## Work to be completed
Only a number is wanted: the count of lines in this listing that contain "كالضمان".

## Dataset entries
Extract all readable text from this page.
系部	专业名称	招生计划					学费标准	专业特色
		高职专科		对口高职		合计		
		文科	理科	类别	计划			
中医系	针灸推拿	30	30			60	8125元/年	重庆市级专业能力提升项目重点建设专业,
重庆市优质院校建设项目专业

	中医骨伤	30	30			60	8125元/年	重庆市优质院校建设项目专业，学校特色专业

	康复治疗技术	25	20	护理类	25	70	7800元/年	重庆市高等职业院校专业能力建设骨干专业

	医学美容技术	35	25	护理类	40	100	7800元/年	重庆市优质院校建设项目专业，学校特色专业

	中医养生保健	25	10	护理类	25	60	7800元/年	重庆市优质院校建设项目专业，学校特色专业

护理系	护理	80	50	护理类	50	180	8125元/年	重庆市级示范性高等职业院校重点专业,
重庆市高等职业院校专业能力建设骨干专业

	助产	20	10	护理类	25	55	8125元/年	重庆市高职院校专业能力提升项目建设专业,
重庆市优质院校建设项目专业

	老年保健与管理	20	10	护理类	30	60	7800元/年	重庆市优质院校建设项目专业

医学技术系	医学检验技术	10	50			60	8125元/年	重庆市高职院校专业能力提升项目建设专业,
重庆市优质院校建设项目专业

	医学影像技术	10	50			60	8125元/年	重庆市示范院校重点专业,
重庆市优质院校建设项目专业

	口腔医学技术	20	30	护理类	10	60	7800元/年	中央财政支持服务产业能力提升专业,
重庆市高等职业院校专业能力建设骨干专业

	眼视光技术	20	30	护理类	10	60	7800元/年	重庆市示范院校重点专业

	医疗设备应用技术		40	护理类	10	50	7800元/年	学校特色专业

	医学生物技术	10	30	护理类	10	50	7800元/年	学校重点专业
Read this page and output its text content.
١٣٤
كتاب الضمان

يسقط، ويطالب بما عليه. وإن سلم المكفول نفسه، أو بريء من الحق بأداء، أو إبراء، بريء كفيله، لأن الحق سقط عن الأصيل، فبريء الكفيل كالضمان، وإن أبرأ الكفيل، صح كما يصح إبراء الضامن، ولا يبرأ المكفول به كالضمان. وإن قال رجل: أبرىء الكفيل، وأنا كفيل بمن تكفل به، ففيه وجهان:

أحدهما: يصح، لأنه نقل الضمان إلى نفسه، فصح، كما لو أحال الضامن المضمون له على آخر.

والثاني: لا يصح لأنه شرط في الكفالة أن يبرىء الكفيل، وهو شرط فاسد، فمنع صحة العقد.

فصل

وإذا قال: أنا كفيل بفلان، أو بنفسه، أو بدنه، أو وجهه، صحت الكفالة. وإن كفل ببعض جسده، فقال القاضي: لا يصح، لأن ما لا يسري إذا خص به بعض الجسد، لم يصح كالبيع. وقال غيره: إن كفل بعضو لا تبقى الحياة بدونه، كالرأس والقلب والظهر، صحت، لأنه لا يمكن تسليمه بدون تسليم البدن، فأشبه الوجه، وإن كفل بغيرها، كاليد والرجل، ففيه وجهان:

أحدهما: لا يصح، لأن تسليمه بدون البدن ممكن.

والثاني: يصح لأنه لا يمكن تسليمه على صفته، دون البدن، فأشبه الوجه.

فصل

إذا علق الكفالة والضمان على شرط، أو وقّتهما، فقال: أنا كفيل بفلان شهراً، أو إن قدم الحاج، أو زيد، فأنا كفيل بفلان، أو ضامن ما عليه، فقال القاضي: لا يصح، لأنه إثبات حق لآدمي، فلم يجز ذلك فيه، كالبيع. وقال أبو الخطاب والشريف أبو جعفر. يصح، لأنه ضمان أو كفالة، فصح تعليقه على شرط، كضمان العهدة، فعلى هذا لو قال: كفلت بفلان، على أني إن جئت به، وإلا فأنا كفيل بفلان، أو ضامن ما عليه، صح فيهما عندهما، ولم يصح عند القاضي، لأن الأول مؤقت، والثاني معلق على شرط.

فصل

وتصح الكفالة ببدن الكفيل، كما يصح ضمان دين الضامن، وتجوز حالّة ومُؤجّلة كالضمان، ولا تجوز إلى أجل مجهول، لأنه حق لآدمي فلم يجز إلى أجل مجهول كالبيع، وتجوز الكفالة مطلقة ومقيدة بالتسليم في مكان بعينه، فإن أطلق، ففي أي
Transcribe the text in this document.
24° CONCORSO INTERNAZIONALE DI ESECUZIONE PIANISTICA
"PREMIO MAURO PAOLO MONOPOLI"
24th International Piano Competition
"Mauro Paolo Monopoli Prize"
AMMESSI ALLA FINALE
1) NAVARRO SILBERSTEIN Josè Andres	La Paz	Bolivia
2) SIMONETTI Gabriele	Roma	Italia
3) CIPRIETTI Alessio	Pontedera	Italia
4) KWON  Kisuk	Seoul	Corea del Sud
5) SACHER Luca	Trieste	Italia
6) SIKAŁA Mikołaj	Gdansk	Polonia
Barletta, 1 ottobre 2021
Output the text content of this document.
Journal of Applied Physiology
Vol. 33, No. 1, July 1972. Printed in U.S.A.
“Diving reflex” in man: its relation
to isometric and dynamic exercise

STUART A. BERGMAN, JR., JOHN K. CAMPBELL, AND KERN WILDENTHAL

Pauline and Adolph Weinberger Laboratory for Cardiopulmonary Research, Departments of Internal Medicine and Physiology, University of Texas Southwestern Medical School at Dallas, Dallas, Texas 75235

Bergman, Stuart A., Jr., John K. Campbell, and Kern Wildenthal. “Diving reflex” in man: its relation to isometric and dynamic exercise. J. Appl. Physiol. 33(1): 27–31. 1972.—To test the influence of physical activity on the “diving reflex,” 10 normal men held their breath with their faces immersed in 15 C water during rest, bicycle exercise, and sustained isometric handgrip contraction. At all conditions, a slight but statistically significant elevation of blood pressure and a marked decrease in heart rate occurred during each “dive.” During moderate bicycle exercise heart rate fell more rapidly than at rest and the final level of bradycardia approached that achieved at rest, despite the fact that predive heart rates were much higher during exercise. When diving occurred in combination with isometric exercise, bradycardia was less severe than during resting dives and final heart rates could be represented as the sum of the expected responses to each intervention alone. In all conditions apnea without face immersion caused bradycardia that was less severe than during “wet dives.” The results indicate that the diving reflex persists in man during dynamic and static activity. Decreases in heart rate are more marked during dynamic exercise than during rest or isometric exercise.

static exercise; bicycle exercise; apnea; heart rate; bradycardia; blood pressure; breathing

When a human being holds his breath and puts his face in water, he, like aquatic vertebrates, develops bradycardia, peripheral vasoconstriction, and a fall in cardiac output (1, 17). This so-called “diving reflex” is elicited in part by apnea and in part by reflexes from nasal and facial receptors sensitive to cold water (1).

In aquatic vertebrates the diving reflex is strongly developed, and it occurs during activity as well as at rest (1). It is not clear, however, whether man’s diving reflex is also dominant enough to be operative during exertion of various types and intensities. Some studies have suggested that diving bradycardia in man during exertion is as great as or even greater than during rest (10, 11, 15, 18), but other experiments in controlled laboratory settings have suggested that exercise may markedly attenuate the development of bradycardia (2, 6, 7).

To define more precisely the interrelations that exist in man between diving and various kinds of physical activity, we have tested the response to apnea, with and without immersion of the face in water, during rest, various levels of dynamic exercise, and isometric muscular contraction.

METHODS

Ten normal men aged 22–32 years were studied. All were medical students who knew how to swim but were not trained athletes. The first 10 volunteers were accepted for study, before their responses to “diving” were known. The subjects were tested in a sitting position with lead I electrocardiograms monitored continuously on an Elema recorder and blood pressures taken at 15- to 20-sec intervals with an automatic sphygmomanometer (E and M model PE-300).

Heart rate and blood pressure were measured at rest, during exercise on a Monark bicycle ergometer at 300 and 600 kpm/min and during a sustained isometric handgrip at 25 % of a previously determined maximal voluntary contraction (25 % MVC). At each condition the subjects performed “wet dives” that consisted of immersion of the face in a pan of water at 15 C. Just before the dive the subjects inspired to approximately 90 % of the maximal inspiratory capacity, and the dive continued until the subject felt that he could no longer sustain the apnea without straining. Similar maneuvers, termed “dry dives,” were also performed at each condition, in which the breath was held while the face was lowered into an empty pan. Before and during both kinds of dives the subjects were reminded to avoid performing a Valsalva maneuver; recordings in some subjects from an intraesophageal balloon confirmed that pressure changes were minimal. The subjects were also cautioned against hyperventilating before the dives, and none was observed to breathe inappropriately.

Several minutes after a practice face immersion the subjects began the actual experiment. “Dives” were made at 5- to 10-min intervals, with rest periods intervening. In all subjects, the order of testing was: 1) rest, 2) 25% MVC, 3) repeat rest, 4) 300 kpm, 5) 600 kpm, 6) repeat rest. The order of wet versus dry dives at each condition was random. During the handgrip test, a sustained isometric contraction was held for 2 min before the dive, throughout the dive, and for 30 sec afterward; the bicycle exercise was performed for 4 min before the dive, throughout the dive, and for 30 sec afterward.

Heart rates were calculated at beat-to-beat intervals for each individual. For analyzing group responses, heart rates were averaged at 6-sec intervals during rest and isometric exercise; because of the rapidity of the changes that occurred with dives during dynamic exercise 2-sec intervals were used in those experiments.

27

## Task output
2